Starting at the line that holds "Read all visible content and emit it as JSON.", set down each line through the end of the listing, exactly as written and with nothing added.

[Dataset entries on figures]
◆ ◆ ◆ ◆
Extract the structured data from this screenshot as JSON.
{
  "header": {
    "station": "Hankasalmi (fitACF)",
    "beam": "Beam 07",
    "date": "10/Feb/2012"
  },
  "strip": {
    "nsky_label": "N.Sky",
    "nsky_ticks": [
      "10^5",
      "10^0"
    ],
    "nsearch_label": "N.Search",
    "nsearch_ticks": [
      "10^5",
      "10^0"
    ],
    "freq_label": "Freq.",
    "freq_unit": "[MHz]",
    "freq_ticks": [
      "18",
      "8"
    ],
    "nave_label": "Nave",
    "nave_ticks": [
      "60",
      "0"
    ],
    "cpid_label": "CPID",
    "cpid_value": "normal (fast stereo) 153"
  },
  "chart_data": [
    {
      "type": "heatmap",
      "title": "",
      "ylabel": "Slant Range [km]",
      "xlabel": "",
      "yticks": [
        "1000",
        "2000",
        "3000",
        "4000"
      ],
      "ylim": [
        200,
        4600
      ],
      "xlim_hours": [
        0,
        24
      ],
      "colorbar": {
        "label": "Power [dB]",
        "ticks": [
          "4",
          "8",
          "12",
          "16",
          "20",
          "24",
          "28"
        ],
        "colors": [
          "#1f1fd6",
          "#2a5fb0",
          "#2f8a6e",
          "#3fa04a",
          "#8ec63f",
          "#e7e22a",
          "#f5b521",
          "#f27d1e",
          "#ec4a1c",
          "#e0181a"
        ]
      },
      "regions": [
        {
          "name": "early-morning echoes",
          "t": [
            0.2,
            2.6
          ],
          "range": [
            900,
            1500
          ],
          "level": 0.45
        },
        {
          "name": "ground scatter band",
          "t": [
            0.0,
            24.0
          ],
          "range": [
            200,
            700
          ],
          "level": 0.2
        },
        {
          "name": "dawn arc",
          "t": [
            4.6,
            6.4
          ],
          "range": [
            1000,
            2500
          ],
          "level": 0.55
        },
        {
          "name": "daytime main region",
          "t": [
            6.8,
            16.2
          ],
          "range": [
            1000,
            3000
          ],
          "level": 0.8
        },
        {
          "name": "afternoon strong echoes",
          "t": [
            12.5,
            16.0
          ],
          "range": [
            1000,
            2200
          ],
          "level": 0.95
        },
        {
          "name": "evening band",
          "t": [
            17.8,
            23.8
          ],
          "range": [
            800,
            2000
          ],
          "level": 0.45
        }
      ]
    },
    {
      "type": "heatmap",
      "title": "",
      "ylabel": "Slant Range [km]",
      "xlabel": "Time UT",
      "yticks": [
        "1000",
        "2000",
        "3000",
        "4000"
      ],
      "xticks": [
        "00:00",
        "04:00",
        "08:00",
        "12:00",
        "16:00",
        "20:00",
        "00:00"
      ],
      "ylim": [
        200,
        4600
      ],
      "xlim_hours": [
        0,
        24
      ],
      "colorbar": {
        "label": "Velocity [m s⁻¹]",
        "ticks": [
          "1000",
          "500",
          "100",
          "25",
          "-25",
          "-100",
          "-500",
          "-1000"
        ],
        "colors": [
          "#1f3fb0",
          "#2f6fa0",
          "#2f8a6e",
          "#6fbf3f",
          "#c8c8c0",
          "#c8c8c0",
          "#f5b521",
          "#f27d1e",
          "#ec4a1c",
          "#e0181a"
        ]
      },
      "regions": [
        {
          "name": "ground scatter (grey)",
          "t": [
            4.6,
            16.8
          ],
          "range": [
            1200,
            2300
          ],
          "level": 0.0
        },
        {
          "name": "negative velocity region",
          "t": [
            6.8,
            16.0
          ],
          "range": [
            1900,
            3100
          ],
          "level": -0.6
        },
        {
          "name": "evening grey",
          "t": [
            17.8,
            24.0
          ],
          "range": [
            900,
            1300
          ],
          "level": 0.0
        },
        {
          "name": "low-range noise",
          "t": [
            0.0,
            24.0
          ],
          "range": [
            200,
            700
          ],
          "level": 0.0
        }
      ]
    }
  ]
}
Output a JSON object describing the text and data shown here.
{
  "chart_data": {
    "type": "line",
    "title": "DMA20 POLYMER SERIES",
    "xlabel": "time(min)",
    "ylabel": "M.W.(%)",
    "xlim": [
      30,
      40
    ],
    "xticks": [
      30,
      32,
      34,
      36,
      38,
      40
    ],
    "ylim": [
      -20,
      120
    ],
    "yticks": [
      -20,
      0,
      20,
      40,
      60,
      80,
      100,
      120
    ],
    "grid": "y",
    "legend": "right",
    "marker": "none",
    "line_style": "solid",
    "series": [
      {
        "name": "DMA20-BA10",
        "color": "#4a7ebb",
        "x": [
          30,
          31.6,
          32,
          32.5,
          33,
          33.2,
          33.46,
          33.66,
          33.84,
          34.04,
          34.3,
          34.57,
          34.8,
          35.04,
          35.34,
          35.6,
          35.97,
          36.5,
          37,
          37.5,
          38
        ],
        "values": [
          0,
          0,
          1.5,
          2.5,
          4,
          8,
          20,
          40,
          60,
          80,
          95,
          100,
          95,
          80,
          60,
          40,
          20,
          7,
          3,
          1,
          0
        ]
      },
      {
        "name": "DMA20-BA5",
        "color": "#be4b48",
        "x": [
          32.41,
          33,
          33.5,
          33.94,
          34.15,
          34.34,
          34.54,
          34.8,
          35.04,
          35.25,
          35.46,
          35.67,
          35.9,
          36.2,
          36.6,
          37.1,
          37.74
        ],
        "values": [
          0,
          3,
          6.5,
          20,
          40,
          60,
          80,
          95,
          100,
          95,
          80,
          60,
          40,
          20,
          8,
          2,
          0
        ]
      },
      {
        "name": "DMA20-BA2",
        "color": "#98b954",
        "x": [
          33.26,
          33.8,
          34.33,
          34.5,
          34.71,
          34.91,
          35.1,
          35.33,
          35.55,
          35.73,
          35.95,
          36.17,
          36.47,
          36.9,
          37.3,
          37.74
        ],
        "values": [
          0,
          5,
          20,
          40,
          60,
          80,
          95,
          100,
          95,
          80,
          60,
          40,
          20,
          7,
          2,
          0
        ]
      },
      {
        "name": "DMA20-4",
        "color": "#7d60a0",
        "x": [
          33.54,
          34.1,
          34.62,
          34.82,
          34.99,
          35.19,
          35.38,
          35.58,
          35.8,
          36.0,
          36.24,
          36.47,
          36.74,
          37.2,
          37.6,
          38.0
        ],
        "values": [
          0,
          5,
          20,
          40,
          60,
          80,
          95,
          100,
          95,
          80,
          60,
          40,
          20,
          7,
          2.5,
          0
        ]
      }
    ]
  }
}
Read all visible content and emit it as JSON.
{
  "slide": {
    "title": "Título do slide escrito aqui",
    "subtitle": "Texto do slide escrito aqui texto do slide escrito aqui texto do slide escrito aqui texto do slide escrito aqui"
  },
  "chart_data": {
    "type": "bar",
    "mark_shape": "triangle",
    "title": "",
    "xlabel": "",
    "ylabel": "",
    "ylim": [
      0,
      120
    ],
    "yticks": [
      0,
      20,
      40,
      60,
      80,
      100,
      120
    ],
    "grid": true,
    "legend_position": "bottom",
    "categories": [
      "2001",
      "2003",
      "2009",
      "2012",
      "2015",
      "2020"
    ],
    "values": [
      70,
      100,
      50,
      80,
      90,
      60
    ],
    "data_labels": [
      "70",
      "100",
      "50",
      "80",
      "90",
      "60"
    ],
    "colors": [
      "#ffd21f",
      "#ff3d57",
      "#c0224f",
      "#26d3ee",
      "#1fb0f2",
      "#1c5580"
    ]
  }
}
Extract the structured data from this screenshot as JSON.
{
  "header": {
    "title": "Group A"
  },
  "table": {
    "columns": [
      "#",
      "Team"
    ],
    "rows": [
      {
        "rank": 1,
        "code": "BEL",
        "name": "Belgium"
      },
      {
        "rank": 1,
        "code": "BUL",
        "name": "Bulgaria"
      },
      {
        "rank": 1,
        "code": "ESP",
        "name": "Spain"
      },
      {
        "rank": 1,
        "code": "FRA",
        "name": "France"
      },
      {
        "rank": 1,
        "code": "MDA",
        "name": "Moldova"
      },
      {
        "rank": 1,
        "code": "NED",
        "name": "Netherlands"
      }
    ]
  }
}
◆ ◆ ◆ ◆
TASK ANSWER:
Read all visible content and emit it as JSON.
{
  "slide": {
    "title": "Título do slide escrito aqui",
    "subtitle": "Texto do slide escrito aqui texto do slide escrito aqui texto do slide escrito aqui texto do slide escrito aqui"
  },
  "chart_data": {
    "type": "bar",
    "mark_shape": "triangle",
    "title": "",
    "xlabel": "",
    "ylabel": "",
    "ylim": [
      0,
      120
    ],
    "yticks": [
      0,
      20,
      40,
      60,
      80,
      100,
      120
    ],
    "grid": true,
    "legend_position": "bottom",
    "categories": [
      "2001",
      "2003",
      "2009",
      "2012",
      "2015",
      "2020"
    ],
    "values": [
      70,
      100,
      50,
      80,
      90,
      60
    ],
    "data_labels": [
      "70",
      "100",
      "50",
      "80",
      "90",
      "60"
    ],
    "colors": [
      "#ffd21f",
      "#ff3d57",
      "#c0224f",
      "#26d3ee",
      "#1fb0f2",
      "#1c5580"
    ]
  }
}
Extract the structured data from this screenshot as JSON.
{
  "header": {
    "title": "Group A"
  },
  "table": {
    "columns": [
      "#",
      "Team"
    ],
    "rows": [
      {
        "rank": 1,
        "code": "BEL",
        "name": "Belgium"
      },
      {
        "rank": 1,
        "code": "BUL",
        "name": "Bulgaria"
      },
      {
        "rank": 1,
        "code": "ESP",
        "name": "Spain"
      },
      {
        "rank": 1,
        "code": "FRA",
        "name": "France"
      },
      {
        "rank": 1,
        "code": "MDA",
        "name": "Moldova"
      },
      {
        "rank": 1,
        "code": "NED",
        "name": "Netherlands"
      }
    ]
  }
}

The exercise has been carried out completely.